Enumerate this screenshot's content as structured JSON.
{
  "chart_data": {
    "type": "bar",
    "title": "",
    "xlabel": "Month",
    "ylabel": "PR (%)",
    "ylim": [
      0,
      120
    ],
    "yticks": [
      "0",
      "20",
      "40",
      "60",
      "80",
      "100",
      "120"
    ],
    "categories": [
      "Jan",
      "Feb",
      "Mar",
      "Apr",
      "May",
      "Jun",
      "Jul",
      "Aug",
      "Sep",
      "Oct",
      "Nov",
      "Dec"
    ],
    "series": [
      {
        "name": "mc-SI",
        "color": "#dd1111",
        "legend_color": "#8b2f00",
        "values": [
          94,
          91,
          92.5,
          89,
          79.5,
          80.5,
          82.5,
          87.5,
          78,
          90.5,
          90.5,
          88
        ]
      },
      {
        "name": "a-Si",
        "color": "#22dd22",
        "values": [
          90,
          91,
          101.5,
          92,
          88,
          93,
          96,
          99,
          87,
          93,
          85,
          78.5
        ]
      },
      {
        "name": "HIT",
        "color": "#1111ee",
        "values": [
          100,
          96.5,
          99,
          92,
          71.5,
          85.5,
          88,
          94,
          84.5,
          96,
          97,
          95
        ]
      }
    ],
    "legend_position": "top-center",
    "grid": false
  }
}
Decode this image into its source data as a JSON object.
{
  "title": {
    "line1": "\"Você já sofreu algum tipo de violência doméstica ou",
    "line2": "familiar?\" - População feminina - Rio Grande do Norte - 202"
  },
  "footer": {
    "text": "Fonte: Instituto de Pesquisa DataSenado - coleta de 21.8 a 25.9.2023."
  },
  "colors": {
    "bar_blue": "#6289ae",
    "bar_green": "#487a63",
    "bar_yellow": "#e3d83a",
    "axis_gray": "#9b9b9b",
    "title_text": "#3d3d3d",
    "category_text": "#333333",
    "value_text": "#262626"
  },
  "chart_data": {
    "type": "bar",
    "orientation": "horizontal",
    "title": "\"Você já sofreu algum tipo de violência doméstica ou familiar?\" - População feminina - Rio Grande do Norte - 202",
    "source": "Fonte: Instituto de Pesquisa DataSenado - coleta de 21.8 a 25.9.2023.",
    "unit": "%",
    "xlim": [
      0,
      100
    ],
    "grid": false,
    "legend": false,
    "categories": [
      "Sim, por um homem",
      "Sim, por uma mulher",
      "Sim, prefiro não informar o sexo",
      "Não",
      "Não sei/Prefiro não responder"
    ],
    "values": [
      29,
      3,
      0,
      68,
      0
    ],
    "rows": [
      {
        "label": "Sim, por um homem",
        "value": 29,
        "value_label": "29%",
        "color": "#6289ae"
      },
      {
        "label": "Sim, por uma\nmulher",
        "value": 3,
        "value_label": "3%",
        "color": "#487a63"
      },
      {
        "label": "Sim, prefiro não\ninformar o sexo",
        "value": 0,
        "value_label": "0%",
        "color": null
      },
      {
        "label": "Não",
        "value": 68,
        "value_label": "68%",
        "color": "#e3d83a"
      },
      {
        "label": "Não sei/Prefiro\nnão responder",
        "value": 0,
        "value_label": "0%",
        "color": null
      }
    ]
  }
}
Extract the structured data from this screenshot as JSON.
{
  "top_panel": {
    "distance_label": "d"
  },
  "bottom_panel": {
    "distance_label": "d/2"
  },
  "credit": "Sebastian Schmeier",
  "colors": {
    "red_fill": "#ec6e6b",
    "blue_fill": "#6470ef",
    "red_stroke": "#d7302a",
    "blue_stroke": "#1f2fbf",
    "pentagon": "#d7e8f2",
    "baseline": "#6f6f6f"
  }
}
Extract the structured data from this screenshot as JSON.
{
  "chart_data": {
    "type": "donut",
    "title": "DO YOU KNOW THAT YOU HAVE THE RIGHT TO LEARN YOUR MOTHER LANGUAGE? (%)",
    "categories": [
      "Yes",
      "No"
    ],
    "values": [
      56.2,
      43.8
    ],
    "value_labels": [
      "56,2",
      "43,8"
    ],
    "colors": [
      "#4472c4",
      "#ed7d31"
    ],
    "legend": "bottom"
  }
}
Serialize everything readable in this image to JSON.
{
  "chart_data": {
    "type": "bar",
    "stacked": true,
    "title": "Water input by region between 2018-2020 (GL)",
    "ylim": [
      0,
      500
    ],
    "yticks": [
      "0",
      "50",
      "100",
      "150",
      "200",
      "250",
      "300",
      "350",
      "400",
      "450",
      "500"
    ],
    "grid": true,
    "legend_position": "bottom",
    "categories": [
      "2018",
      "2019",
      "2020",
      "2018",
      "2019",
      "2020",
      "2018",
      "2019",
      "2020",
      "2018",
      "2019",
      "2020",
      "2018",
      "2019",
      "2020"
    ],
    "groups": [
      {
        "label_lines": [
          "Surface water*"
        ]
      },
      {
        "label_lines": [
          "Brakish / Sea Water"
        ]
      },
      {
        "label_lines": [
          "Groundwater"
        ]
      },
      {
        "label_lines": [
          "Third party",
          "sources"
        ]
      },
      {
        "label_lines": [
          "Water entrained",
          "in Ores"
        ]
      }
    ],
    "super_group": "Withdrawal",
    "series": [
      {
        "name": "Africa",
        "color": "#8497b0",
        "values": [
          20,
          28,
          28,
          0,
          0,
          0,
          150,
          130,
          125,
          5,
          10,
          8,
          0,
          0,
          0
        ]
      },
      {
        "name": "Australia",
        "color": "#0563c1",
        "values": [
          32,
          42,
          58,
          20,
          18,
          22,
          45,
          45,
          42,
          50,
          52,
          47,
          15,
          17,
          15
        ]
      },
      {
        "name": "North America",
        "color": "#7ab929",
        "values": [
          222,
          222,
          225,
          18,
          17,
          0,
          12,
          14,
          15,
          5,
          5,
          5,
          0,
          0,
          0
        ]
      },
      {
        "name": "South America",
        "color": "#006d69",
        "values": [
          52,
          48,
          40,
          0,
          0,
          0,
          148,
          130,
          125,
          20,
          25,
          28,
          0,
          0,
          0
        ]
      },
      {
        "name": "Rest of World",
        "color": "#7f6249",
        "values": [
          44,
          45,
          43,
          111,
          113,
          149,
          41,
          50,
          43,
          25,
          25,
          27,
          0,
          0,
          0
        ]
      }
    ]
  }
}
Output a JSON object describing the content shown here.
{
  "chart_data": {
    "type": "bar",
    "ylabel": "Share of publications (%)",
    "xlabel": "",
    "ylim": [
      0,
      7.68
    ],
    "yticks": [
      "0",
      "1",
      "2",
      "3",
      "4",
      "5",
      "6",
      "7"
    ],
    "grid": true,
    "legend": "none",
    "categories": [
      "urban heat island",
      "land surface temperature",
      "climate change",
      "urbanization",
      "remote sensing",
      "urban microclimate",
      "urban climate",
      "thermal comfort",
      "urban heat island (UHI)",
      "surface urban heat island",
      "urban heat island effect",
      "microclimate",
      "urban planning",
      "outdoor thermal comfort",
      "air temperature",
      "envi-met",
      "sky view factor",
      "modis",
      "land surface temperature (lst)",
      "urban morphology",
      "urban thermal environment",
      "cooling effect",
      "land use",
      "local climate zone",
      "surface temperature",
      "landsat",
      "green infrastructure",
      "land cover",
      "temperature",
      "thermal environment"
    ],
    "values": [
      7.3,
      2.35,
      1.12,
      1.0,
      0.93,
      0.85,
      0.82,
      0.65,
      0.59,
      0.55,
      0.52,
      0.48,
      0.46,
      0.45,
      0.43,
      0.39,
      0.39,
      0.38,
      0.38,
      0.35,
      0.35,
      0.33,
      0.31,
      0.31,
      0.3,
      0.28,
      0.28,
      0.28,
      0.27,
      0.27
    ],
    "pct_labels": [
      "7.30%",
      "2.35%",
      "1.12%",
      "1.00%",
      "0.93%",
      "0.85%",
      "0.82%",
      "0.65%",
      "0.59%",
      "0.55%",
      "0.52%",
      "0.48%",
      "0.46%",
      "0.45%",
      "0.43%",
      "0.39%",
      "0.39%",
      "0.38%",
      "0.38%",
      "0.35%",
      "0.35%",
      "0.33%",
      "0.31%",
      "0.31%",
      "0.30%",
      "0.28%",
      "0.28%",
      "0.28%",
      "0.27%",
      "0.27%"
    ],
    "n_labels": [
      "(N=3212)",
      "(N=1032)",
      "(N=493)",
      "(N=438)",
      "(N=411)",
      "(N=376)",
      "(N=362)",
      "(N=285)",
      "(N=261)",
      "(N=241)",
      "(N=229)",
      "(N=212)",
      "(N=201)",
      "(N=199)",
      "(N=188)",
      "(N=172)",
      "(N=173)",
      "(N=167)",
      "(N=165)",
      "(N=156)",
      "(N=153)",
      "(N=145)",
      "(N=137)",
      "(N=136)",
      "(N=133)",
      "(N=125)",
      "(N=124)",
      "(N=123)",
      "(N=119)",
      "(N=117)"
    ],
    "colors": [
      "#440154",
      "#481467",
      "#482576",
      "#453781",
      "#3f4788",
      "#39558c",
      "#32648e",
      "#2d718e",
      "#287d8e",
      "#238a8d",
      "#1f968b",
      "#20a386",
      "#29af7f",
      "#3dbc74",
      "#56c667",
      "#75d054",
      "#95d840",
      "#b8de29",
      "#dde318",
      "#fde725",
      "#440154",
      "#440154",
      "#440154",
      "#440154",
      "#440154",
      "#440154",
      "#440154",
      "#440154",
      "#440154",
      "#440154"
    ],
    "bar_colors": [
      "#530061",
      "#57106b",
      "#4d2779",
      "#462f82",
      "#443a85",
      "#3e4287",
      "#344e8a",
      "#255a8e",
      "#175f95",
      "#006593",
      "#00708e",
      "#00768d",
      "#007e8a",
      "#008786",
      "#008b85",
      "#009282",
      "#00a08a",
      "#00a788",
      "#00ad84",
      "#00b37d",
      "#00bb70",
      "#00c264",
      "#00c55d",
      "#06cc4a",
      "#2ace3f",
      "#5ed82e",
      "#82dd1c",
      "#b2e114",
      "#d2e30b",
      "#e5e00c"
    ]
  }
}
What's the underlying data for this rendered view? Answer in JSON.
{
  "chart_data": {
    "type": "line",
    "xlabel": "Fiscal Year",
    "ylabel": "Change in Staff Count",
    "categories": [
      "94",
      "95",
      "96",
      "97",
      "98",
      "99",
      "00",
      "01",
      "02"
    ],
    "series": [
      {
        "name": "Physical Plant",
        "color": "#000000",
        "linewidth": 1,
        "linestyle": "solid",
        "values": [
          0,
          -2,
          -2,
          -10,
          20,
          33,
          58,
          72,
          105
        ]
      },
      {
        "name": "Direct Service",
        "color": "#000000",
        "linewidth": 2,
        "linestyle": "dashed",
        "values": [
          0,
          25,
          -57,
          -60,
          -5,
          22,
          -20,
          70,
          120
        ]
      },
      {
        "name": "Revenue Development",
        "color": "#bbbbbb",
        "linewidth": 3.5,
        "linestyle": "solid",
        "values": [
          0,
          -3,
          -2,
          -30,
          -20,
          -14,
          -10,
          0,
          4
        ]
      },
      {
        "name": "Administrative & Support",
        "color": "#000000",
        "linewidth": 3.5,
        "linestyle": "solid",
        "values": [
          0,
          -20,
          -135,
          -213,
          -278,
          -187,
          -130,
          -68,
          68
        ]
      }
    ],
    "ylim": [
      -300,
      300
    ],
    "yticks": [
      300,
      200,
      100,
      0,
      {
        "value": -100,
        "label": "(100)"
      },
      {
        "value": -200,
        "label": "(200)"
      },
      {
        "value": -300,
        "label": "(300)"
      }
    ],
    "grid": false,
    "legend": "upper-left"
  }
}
════════════════════
== EXERCISE DIRECTIONS ==
Collect the lines that hold "homem".

== RESULT FOR THIS TASK ==
      "Sim, por um homem",
        "label": "Sim, por um homem",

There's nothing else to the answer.